Truth and Reconciliation Day

Both the National Day for Truth and Reconciliation and Orange Shirt Day take place on September 30.

Orange Shirt Day is an Indigenous-led grassroots commemorative day intended to raise awareness of the individual, family and community inter-generational impacts of residential schools, and to promote the concept of “Every Child Matters”.  The orange shirt is a symbol of the stripping away of culture, freedom and self-esteem experienced by Indigenous children over generations.

On September 29th, please where your orange shirt to Alpha.

If you’re looking to educate yourself further around what this day is about and why it matters, check out the resources available at https://nctr.ca/education/coming-soon-truth-and-reconciliation-week-2023/

National Day for Truth and Reconciliation

I hope that everyone had a productive day on September 30th and that each one of you took some time to reflect on the horrors inflicted on the Indigenous peoples of Canada both in the past and present. If you feel like you have more learning to do, please come by the library to check out a book about the Residential School System, The Indian Act, or just a book by an Indigenous author.

If you are simply in need of a moment to reflect and be present, a great place to start is with the Coast Salish Anthem below, also known as Chief Dan George’s Prayer Song. Words from the author are below.


This arrangement of Chief Dan George’s beautiful prayer song features Gordon Dick (Tchilaqs7tchila) of the Tsleil-Waututh Nation drumming and singing. Gordon taught the Coast Salish Anthem to Seycove’s choir students in December 2019 and has graciously shared it with many other schools in North Vancouver. We look forward to acknowledging and honouring the traditional and unceded territories of the Coast Salish peoples – the Sḵwx̱wú7mesh (Squamish), Səl̓ílwətaʔ/Selilwitulh (Tsleil-Waututh) and xʷməθkʷəy̓əm (Musqueam) Nations on whose land we live and learn by singing it as a choir, as a school, and as a district.

How long have I known you, Oh Canada? A hundred years? Yes, a hundred years. And many, many seelanum more. And today, when you celebrate your hundred years, Oh Canada, I am sad for all the Indian people throughout the land.

For I have known you when your forests were mine; when they gave me my meat and my clothing. I have known you in your streams and rivers where your fish flashed and danced in the sun, where the waters said ‘come, come and eat of my abundance.’ I have known you in the freedom of the winds. And my spirit, like the winds, once roamed your good lands.

- _Tasks to perform_
• A. According to the text on Truth and Reconciliation Day, when did Gordon Dick teach the Coast Salish Anthem to Seycove's choir students?
• B. Can you condense the paragraph in the text on Truth and Reconciliation Day that begins "Orange Shirt Day is an Indigenous-led" into a short bulleted list that keeps its main facts?
• C. Reproduce everything in the text on Truth and Reconciliation Day from "If you are simply" down to "author are below.".

- _Dataset content_
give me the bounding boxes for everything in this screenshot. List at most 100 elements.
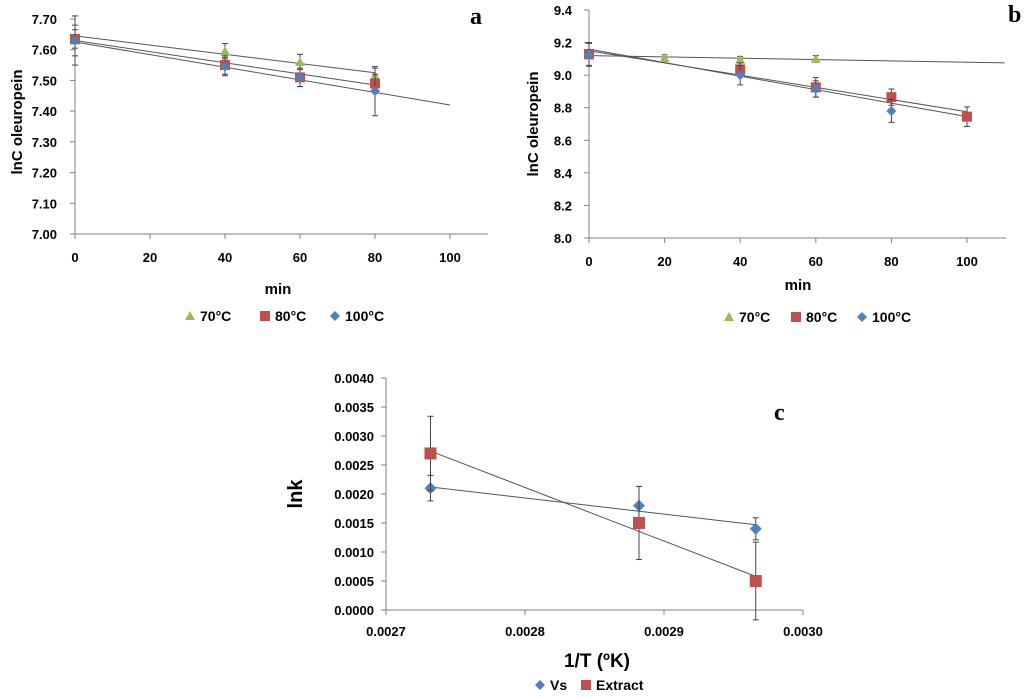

- _Solutions to each task_
• A. December 2019.

• B.
- Orange Shirt Day is an Indigenous-led grassroots commemorative day.
- It raises awareness of the inter-generational impacts of residential schools on individuals, families and communities.
- It promotes the concept of "Every Child Matters."
- The orange shirt symbolizes the loss of culture, freedom and self-esteem that Indigenous children experienced over generations.

• C.
If you are simply in need of a moment to reflect and be present, a great place to start is with the Coast Salish Anthem below, also known as Chief Dan George’s Prayer Song. Words from the author are below.